◆ ORDINE DI LAVORO 1 ◆
Elenca tutti gli alimenti che il testo sulla dieta mediterranea indica come componenti di un'alimentazione equilibrata.
◆ ORDINE DI LAVORO 2 ◆
Prosegui il testo sulla dieta mediterranea dal punto in cui si interrompe.
***** TESTO FORNITO
La dieta mediterranea e i suoi benefici sul dna

La dieta mediterranea fa bene al cuore, e questo si sapeva. Mangiare in modo equilibrato frutta, verdura, pasta, pesce e carne (poca carne) è un regime alimentare sano ed equilibrato consigliato a qualsiasi età. Pare che i benefici maggiori siano riscontrabili per quanto riguarda la prevenzione delle patologie cardiache e cardiovascolari. Una teoria confermata dai ricercatori dell’Università di Exeter (Inghilterra) che hanno fatto una importante scoperta a livello genetico: la dieta mediterranea rallenta l’invecchiamento del dna.

La ricerca e la dieta mediterranea

Per circa 10 anni i ricercatori guidati dal professor David Llewelly hanno monitorato lo stato di salute di circa 5.000 persone concludendo che chi segue la famosa dieta mediterranea aiuta il proprio dna a restare giovane e sano. La scoperta è arrivata osservando i cosiddetti «telomeri». Questi sono una specie di «cappucci protettivi» del dna il cui progressivo accorciamento è correlato all’invecchiamento cellulare e all’età. Dallo studio emerge, infatti, che chi mangia secondo le regole della dieta mediterranea mantiene i «telomeri» più sani, rallentando l’invecchiamento genetico e proteggendo il cuore.
**********
***** DATI DA ESAMINARE
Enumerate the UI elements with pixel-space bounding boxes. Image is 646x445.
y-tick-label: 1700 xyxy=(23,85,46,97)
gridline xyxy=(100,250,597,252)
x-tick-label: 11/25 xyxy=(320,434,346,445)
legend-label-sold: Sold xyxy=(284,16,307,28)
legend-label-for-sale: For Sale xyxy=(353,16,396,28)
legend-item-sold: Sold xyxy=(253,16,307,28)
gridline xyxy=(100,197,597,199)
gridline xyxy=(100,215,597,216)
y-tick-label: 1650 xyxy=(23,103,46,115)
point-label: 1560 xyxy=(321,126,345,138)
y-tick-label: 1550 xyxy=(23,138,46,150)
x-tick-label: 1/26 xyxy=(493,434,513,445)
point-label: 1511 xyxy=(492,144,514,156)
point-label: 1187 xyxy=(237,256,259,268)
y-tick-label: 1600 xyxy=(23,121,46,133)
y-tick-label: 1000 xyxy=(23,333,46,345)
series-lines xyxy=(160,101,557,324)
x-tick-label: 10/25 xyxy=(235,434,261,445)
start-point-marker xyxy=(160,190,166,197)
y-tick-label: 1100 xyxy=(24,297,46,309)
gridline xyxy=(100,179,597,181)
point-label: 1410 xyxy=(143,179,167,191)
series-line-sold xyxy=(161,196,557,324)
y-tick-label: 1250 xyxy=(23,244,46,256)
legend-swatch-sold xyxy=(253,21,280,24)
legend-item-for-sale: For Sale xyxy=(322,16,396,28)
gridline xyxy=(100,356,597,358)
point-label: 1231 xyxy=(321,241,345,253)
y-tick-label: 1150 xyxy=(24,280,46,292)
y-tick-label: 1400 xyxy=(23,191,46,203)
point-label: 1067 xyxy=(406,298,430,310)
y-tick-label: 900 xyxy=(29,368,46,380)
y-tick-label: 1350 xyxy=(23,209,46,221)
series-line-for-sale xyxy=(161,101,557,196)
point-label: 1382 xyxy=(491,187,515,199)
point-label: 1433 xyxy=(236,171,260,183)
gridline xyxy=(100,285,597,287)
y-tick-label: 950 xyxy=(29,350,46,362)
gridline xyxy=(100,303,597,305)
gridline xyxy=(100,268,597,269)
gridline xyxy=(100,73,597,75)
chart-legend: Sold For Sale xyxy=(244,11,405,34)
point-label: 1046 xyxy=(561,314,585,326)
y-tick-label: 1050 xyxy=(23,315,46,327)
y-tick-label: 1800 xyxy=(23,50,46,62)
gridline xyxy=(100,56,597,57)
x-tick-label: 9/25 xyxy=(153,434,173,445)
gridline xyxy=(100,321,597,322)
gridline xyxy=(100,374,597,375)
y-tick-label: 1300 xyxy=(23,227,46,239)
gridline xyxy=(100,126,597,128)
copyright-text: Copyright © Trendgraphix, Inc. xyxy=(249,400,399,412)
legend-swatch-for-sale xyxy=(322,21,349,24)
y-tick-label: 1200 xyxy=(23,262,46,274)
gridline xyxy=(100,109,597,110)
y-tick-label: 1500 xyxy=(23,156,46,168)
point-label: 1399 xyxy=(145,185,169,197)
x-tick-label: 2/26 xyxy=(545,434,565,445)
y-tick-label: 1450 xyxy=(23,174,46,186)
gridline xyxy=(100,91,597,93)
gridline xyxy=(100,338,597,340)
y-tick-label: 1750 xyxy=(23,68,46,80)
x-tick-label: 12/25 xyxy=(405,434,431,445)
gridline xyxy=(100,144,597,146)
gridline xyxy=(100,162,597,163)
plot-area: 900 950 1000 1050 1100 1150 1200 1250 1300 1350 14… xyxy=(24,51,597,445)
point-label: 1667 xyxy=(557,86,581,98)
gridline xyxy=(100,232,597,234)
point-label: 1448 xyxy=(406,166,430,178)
**********
◆ SOLUZIONE ESERCIZIO 1 ◆
- frutta
- verdura
- pasta
- pesce
- carne (in quantità ridotta)

◆ SOLUZIONE ESERCIZIO 2 ◆
L’acqua è l’elemento essenziale

La dottoressa Laura Rossi, esperta del Centro di Ricerca per gli Alimenti e la Nutrizione (CREA), ha spiegato che ogni rappresentazione grafica ha alla base l’acqua quale elemento essenziale per un corretto stile alimentare. L’acqua è sempre stata trattata come alimento essenziale nei livelli di assunzione raccomandati di energia e nutrienti. Quindi, se vogliamo mantenere il nostro cuore sano e la circolazione sanguigna ottimale, bisogna seguire una dieta mediterranea privilegiando frutta, verdura, pasta e pesce su tutto, associando al consumo di molta acqua (meglio naturale) da bere in piccole quantità durante tutte le fasi della giornata (almeno due litri al dì).